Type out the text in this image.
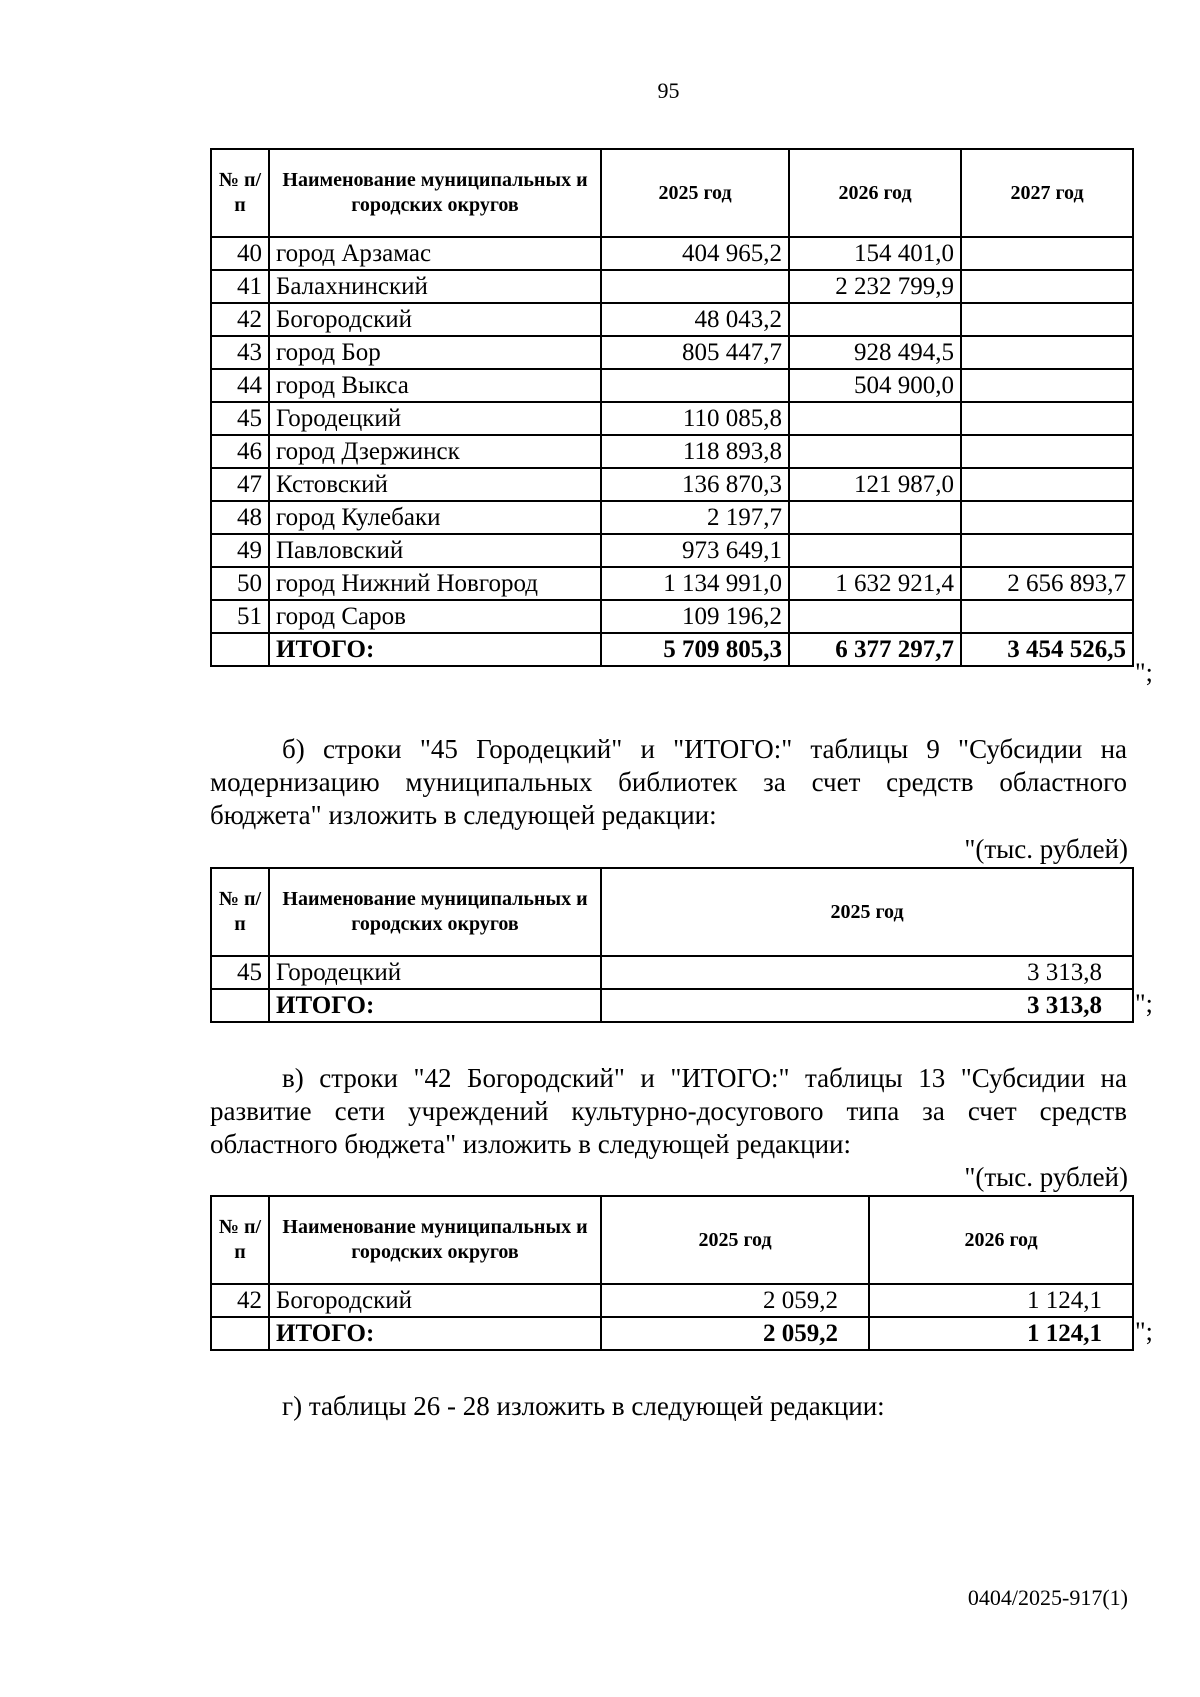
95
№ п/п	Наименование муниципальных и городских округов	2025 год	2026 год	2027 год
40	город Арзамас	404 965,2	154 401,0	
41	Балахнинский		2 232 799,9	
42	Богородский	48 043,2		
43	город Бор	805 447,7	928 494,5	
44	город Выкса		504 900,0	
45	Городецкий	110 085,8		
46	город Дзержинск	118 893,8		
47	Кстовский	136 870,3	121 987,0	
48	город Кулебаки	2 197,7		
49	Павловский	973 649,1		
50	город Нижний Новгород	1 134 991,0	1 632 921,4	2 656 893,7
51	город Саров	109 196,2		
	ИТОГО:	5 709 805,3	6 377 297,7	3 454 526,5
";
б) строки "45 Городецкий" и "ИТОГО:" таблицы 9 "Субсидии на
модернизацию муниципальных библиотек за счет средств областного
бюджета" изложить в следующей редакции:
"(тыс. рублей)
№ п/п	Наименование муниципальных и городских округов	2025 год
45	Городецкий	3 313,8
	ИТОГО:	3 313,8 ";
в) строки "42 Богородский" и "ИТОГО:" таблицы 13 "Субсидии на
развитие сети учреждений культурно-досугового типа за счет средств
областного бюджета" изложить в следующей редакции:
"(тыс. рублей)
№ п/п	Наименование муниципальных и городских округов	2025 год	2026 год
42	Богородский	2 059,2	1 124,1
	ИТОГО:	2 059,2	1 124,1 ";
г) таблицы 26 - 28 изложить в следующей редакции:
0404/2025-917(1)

...

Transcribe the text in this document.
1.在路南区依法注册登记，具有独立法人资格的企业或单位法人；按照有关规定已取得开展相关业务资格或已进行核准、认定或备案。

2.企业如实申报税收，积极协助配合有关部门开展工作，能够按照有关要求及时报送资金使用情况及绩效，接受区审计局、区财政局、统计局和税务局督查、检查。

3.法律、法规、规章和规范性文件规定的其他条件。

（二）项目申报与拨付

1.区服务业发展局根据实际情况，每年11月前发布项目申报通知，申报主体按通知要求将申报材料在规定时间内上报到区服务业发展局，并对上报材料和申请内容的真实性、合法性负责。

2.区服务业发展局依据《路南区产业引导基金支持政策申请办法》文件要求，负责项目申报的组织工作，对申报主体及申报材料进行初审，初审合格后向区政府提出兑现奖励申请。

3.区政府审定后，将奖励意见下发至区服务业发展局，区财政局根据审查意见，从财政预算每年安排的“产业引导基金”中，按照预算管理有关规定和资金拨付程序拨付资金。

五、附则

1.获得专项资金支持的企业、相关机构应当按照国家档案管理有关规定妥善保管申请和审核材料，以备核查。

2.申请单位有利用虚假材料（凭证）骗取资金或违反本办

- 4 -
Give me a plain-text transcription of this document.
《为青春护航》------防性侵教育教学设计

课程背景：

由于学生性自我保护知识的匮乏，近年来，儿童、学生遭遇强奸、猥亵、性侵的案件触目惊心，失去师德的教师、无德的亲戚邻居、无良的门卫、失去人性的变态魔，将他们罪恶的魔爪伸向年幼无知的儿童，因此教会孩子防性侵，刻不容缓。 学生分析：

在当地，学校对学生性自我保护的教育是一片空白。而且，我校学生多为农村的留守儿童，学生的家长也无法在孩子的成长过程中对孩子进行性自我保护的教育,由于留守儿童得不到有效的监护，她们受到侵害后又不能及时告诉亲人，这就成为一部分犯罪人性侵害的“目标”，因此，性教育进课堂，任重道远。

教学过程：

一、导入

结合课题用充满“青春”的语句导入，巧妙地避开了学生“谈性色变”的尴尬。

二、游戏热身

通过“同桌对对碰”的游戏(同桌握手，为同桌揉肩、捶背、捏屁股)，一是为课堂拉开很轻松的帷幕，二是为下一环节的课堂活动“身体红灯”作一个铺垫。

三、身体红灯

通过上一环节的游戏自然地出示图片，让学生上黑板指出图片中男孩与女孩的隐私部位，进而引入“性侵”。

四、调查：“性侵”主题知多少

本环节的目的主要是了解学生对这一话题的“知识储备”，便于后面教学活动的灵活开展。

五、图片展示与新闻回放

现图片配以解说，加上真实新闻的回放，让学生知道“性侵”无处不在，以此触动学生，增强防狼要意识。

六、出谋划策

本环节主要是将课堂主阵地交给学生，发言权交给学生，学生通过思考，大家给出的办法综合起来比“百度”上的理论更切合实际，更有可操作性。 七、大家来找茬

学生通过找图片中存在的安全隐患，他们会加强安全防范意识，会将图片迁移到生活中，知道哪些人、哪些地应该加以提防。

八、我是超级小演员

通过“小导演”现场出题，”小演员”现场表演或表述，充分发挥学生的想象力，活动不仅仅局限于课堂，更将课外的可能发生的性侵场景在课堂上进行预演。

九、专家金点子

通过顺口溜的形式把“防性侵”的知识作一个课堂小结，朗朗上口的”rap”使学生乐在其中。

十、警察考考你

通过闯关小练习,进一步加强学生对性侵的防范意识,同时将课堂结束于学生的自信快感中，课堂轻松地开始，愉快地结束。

## WHAT THE EXERCISE ASKS
Identify the lines that hold the word "строки". Copy every one of them.

## SOLUTION FOR THIS EXERCISE
б) строки "45 Городецкий" и "ИТОГО:" таблицы 9 "Субсидии на
в) строки "42 Богородский" и "ИТОГО:" таблицы 13 "Субсидии на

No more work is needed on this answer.